**SET TASK:**
Check every line of the data below for the string "Saturation", and copy the ones that hold it.

**PROVIDED DATA:**
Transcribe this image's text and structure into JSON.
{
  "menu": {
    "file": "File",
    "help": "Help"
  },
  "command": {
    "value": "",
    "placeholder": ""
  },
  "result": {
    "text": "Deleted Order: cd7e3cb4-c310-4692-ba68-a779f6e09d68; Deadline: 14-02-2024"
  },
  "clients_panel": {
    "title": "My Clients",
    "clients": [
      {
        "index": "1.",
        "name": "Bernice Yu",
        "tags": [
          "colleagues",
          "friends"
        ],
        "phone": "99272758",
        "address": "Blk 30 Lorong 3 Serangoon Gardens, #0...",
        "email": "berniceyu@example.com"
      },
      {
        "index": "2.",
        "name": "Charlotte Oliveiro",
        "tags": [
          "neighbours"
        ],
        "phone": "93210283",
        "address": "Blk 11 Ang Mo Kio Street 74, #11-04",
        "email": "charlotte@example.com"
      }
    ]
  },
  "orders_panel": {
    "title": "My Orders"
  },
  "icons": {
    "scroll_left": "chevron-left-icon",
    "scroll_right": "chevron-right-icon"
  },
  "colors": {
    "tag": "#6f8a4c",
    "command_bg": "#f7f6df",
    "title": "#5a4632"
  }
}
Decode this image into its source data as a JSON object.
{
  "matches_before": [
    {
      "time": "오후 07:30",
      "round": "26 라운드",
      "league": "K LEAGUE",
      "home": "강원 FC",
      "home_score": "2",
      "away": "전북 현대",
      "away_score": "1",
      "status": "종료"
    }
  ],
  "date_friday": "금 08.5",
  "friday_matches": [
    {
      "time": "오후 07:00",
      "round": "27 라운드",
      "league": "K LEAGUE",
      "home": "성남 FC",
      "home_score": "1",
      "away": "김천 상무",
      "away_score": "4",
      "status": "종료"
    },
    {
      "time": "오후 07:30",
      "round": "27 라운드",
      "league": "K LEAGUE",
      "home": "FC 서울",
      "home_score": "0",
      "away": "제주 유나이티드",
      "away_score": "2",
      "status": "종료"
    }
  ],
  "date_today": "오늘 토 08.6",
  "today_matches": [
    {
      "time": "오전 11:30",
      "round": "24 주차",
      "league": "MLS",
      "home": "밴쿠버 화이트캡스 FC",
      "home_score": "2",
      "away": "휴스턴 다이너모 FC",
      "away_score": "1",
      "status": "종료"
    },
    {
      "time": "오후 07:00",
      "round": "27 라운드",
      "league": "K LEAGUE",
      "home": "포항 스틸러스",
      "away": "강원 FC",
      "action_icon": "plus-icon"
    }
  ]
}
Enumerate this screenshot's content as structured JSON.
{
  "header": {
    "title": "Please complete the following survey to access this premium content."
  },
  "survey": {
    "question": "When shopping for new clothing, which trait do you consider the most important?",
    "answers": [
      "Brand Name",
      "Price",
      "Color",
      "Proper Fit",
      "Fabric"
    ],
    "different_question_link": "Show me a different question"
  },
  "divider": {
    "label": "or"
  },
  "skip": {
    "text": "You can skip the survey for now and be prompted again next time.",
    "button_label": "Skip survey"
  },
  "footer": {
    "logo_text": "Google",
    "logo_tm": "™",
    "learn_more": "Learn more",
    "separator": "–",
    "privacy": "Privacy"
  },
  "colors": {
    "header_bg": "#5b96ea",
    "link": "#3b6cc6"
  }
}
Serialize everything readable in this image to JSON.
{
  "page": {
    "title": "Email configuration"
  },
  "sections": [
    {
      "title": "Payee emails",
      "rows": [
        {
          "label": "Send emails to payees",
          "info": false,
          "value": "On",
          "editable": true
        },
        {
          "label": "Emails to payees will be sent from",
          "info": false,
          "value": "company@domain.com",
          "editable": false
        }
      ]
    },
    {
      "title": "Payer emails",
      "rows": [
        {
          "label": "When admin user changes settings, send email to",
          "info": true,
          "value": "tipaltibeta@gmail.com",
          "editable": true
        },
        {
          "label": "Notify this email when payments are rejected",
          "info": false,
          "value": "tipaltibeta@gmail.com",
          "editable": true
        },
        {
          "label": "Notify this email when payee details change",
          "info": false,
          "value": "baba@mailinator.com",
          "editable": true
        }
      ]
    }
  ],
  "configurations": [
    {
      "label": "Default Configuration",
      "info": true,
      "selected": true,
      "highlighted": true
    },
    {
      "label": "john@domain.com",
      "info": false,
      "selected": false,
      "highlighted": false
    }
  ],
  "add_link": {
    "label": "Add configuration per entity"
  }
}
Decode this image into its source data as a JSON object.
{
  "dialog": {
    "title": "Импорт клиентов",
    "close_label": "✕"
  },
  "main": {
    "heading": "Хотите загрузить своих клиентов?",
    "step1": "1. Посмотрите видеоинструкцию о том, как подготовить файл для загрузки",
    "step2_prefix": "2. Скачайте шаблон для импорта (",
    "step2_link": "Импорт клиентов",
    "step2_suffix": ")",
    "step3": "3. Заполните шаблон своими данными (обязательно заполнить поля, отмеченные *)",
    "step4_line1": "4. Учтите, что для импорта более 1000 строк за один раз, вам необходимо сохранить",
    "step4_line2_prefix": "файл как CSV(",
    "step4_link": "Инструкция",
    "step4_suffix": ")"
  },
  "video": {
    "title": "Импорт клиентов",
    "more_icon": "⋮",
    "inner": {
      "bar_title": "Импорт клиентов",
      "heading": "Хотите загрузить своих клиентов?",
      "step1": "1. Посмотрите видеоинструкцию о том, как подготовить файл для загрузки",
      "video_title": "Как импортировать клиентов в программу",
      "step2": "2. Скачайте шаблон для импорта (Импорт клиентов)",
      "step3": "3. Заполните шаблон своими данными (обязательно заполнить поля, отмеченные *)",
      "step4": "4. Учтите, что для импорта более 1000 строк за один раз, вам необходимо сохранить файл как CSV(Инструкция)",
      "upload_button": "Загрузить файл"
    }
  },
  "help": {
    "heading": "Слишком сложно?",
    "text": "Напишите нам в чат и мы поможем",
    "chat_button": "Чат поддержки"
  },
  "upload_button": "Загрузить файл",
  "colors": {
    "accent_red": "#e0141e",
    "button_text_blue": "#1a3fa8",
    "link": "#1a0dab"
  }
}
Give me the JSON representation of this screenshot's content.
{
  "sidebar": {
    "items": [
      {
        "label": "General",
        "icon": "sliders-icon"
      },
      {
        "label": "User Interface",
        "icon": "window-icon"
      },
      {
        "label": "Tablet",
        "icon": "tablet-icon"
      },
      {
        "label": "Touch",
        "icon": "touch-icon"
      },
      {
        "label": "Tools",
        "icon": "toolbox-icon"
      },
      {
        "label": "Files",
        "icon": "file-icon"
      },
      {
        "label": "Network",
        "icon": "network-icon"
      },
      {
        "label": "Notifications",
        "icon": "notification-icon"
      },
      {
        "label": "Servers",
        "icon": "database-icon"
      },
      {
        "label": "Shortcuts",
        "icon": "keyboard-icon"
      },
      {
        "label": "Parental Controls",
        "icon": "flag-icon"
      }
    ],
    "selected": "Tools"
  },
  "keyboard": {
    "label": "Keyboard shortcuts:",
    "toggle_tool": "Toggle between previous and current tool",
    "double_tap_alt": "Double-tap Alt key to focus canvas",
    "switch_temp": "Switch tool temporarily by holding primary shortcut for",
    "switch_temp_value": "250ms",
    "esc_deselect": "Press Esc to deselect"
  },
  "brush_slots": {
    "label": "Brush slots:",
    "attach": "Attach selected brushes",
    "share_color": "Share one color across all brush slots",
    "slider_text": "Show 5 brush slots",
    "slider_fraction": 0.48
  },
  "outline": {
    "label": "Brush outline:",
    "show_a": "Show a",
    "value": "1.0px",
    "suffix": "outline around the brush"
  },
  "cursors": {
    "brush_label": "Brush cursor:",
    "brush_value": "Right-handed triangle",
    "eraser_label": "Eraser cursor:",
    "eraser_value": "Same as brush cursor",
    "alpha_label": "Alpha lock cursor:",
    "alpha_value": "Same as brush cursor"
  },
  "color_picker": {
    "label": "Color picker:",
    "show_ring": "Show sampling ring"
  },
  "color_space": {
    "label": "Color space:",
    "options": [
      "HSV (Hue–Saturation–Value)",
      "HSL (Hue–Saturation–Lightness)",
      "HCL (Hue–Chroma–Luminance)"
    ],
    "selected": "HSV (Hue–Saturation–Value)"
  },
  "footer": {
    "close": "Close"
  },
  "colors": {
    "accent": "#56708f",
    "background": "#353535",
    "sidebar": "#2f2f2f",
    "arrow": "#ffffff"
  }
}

**SOLVED PROBLEM:**
      "HSV (Hue–Saturation–Value)",
      "HSL (Hue–Saturation–Lightness)",
    "selected": "HSV (Hue–Saturation–Value)"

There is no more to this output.